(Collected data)
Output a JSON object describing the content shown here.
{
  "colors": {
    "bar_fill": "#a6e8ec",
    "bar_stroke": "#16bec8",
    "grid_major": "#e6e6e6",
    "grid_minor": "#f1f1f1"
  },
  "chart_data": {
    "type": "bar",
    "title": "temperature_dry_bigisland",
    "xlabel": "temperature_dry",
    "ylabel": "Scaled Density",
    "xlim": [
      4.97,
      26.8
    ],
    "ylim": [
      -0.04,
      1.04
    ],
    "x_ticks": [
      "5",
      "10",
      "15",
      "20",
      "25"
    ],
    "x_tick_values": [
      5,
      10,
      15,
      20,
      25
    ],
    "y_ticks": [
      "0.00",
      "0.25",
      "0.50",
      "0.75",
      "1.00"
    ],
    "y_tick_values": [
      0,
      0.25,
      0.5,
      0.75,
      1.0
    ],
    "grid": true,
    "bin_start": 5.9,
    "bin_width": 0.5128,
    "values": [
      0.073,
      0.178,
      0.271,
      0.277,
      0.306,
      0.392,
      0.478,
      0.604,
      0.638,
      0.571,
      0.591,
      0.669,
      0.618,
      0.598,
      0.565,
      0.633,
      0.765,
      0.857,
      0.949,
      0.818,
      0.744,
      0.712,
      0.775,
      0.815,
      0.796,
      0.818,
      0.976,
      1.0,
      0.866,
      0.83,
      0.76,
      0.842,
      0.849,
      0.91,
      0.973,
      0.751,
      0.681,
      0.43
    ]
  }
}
...
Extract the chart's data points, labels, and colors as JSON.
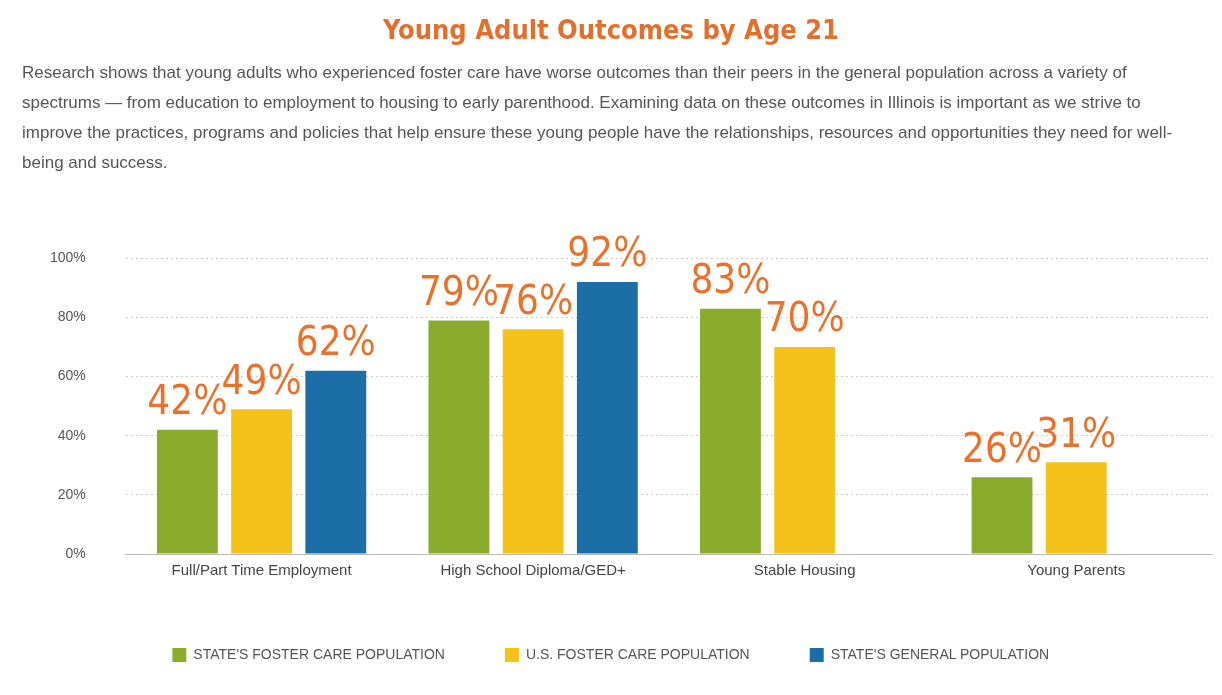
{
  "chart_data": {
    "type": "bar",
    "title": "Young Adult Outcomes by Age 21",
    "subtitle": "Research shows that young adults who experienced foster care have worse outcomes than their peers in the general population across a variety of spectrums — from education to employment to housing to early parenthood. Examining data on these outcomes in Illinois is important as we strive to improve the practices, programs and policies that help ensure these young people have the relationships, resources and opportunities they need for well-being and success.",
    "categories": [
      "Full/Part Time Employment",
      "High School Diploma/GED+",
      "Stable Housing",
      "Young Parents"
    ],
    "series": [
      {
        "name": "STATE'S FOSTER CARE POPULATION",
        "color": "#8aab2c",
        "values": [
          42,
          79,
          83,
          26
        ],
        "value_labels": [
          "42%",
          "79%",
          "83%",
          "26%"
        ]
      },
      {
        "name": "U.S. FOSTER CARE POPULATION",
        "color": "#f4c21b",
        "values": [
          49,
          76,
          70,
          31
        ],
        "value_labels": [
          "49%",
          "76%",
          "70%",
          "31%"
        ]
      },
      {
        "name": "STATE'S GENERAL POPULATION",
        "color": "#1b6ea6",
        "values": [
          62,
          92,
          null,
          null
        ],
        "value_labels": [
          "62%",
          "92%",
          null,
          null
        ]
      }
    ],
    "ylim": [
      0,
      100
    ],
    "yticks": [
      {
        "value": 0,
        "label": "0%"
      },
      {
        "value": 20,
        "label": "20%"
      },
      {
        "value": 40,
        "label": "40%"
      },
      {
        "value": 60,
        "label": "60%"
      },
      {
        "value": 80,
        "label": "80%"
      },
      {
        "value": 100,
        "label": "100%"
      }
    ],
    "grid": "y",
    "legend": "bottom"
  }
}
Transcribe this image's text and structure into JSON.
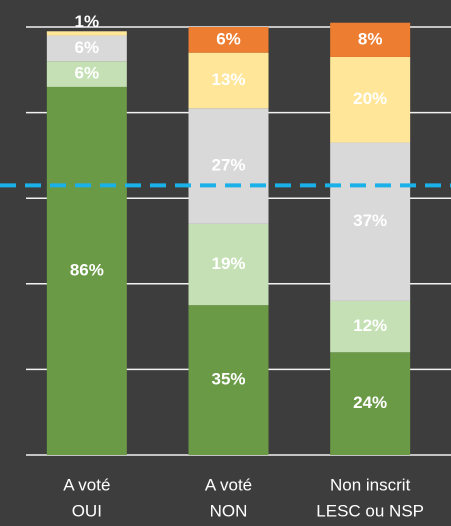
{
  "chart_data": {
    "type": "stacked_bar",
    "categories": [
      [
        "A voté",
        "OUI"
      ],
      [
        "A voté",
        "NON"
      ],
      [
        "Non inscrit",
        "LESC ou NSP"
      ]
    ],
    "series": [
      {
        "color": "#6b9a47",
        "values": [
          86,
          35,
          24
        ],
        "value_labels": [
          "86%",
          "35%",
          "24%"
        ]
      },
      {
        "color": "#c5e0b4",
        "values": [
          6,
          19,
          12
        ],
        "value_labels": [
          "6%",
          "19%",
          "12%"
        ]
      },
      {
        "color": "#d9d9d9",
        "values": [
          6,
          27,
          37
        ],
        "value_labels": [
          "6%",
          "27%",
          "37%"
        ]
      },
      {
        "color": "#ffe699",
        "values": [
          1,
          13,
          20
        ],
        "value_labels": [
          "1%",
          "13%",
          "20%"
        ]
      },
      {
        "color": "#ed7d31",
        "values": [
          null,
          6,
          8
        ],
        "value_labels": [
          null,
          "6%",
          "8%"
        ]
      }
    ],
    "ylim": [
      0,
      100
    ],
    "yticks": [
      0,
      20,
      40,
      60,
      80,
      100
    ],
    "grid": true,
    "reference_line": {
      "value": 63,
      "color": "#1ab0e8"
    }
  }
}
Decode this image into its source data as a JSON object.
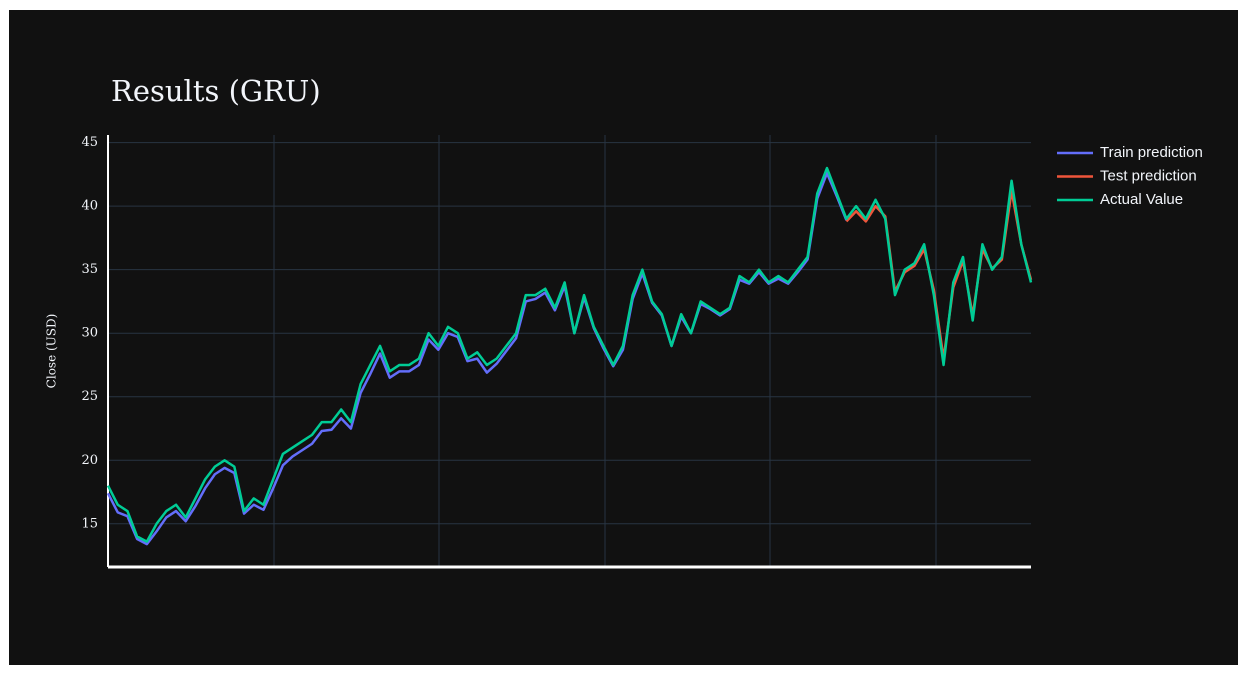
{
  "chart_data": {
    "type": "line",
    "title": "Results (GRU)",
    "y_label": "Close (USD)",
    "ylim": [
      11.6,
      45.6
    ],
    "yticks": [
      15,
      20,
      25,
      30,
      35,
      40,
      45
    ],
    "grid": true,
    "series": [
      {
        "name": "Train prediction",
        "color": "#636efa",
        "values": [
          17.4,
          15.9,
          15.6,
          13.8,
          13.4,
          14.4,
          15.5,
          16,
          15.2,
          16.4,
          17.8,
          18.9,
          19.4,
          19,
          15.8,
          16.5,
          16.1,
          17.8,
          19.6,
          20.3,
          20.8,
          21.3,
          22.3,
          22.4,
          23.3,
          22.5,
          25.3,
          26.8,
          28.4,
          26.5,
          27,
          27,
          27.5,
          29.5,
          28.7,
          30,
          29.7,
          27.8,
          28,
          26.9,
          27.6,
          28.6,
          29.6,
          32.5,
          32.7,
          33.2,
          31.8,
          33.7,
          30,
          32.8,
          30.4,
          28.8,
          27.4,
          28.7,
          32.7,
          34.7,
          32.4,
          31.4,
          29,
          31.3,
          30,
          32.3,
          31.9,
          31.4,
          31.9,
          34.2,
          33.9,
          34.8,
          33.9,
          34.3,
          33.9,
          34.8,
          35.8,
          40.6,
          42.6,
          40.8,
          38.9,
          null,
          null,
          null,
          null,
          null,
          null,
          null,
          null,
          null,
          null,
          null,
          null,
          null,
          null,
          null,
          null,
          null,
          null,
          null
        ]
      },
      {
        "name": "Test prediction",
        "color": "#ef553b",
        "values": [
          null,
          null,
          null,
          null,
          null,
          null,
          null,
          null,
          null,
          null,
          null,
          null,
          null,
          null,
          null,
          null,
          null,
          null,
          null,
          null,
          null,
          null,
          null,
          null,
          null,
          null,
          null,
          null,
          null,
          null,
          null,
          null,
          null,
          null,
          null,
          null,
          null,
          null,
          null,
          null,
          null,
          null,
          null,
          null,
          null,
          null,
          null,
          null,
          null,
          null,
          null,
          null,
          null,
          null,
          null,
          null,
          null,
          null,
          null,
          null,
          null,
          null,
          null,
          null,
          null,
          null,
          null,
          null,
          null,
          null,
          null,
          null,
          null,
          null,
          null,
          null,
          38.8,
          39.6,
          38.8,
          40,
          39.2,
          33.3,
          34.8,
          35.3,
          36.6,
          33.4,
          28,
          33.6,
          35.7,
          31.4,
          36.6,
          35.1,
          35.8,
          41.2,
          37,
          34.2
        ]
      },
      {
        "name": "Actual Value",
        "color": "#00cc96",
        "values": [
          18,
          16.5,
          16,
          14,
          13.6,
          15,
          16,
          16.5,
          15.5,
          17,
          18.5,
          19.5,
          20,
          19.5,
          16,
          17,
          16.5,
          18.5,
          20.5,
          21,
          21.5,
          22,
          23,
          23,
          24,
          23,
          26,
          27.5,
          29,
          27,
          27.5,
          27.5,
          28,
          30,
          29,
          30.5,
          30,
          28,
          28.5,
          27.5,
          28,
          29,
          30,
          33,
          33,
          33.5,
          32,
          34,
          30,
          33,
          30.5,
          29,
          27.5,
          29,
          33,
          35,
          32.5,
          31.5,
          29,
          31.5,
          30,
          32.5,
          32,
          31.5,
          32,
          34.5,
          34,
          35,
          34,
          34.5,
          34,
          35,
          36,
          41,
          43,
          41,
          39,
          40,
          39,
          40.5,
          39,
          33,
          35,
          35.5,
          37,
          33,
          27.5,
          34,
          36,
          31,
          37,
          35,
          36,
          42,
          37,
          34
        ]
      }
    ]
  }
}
...
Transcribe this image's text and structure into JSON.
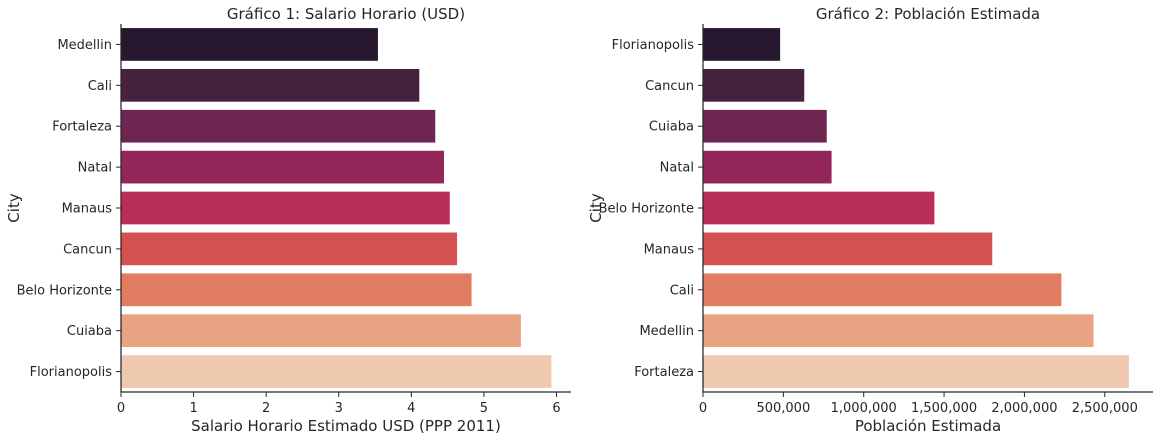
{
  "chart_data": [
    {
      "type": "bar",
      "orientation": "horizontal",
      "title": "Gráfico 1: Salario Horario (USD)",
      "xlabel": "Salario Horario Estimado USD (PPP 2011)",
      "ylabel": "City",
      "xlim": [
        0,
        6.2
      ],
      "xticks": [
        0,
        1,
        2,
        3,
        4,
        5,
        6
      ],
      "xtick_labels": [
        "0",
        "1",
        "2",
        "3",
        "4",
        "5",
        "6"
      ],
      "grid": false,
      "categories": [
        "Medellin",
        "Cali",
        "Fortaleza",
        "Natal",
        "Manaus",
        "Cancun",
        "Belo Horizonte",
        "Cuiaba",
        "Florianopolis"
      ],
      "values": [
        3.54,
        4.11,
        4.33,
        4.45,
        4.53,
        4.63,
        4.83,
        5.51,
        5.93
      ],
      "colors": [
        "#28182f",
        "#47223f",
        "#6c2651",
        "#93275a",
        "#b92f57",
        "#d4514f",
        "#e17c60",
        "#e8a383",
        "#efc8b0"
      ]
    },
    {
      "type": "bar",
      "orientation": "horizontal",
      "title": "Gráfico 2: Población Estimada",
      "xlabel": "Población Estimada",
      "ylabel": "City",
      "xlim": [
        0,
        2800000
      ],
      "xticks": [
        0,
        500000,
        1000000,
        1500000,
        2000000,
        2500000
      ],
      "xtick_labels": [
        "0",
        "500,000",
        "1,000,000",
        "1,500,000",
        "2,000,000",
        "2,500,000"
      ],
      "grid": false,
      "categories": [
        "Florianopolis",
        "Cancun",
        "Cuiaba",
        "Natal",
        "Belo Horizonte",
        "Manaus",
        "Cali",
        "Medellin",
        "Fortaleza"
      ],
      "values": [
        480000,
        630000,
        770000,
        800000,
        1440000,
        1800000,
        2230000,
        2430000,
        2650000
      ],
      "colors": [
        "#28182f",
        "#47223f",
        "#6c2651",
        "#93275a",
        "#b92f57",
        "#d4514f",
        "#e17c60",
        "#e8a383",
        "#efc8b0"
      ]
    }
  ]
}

*TASK TO COMPLETE*
Report all lines of the material that contain the word "Gráfico".

*SOLUTION TO THIS TASK*
      "title": "Gráfico 1: Salario Horario (USD)",
      "title": "Gráfico 2: Población Estimada",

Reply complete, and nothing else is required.